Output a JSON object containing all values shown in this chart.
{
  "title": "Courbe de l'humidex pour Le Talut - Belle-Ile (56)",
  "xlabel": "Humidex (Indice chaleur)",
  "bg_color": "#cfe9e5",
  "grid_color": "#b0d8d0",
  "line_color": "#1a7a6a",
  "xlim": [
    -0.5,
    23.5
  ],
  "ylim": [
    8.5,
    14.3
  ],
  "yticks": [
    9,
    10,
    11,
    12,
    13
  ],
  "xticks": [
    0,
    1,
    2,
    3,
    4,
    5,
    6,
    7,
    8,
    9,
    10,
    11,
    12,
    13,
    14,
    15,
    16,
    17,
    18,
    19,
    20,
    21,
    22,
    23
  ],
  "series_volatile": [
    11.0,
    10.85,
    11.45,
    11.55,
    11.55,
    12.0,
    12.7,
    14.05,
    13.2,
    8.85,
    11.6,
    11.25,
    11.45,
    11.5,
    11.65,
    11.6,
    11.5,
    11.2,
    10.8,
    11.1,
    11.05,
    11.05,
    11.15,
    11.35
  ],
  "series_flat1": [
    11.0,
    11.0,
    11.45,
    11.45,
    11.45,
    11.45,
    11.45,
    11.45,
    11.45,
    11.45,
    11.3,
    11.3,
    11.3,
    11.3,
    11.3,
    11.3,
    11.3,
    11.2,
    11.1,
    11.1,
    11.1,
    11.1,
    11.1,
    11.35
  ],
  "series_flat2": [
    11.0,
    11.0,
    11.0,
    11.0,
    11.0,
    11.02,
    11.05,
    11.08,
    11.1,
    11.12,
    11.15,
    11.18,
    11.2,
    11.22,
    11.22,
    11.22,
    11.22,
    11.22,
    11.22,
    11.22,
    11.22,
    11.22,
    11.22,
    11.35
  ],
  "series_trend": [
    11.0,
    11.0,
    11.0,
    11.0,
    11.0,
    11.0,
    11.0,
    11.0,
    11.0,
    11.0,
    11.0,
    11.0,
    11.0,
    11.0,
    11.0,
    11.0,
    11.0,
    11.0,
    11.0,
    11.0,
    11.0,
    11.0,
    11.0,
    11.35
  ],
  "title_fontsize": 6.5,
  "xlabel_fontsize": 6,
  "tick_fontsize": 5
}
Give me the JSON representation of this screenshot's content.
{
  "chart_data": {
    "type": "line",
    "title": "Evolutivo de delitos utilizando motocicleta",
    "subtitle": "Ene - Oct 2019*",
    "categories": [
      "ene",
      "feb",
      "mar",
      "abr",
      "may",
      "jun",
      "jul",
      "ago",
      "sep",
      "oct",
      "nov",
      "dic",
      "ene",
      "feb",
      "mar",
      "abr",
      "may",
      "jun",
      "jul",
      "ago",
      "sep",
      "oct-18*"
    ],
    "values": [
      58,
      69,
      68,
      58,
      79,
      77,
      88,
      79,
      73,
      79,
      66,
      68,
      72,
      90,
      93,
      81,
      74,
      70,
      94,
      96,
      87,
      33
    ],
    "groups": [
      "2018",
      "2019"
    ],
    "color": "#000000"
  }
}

==*==

WRITTEN TASK: Every line above needs to be retyped exactly.

SOLUTION TO THIS EXERCISE:
Output a JSON object containing all values shown in this chart.
{
  "title": "Courbe de l'humidex pour Le Talut - Belle-Ile (56)",
  "xlabel": "Humidex (Indice chaleur)",
  "bg_color": "#cfe9e5",
  "grid_color": "#b0d8d0",
  "line_color": "#1a7a6a",
  "xlim": [
    -0.5,
    23.5
  ],
  "ylim": [
    8.5,
    14.3
  ],
  "yticks": [
    9,
    10,
    11,
    12,
    13
  ],
  "xticks": [
    0,
    1,
    2,
    3,
    4,
    5,
    6,
    7,
    8,
    9,
    10,
    11,
    12,
    13,
    14,
    15,
    16,
    17,
    18,
    19,
    20,
    21,
    22,
    23
  ],
  "series_volatile": [
    11.0,
    10.85,
    11.45,
    11.55,
    11.55,
    12.0,
    12.7,
    14.05,
    13.2,
    8.85,
    11.6,
    11.25,
    11.45,
    11.5,
    11.65,
    11.6,
    11.5,
    11.2,
    10.8,
    11.1,
    11.05,
    11.05,
    11.15,
    11.35
  ],
  "series_flat1": [
    11.0,
    11.0,
    11.45,
    11.45,
    11.45,
    11.45,
    11.45,
    11.45,
    11.45,
    11.45,
    11.3,
    11.3,
    11.3,
    11.3,
    11.3,
    11.3,
    11.3,
    11.2,
    11.1,
    11.1,
    11.1,
    11.1,
    11.1,
    11.35
  ],
  "series_flat2": [
    11.0,
    11.0,
    11.0,
    11.0,
    11.0,
    11.02,
    11.05,
    11.08,
    11.1,
    11.12,
    11.15,
    11.18,
    11.2,
    11.22,
    11.22,
    11.22,
    11.22,
    11.22,
    11.22,
    11.22,
    11.22,
    11.22,
    11.22,
    11.35
  ],
  "series_trend": [
    11.0,
    11.0,
    11.0,
    11.0,
    11.0,
    11.0,
    11.0,
    11.0,
    11.0,
    11.0,
    11.0,
    11.0,
    11.0,
    11.0,
    11.0,
    11.0,
    11.0,
    11.0,
    11.0,
    11.0,
    11.0,
    11.0,
    11.0,
    11.35
  ],
  "title_fontsize": 6.5,
  "xlabel_fontsize": 6,
  "tick_fontsize": 5
}
Give me the JSON representation of this screenshot's content.
{
  "chart_data": {
    "type": "line",
    "title": "Evolutivo de delitos utilizando motocicleta",
    "subtitle": "Ene - Oct 2019*",
    "categories": [
      "ene",
      "feb",
      "mar",
      "abr",
      "may",
      "jun",
      "jul",
      "ago",
      "sep",
      "oct",
      "nov",
      "dic",
      "ene",
      "feb",
      "mar",
      "abr",
      "may",
      "jun",
      "jul",
      "ago",
      "sep",
      "oct-18*"
    ],
    "values": [
      58,
      69,
      68,
      58,
      79,
      77,
      88,
      79,
      73,
      79,
      66,
      68,
      72,
      90,
      93,
      81,
      74,
      70,
      94,
      96,
      87,
      33
    ],
    "groups": [
      "2018",
      "2019"
    ],
    "color": "#000000"
  }
}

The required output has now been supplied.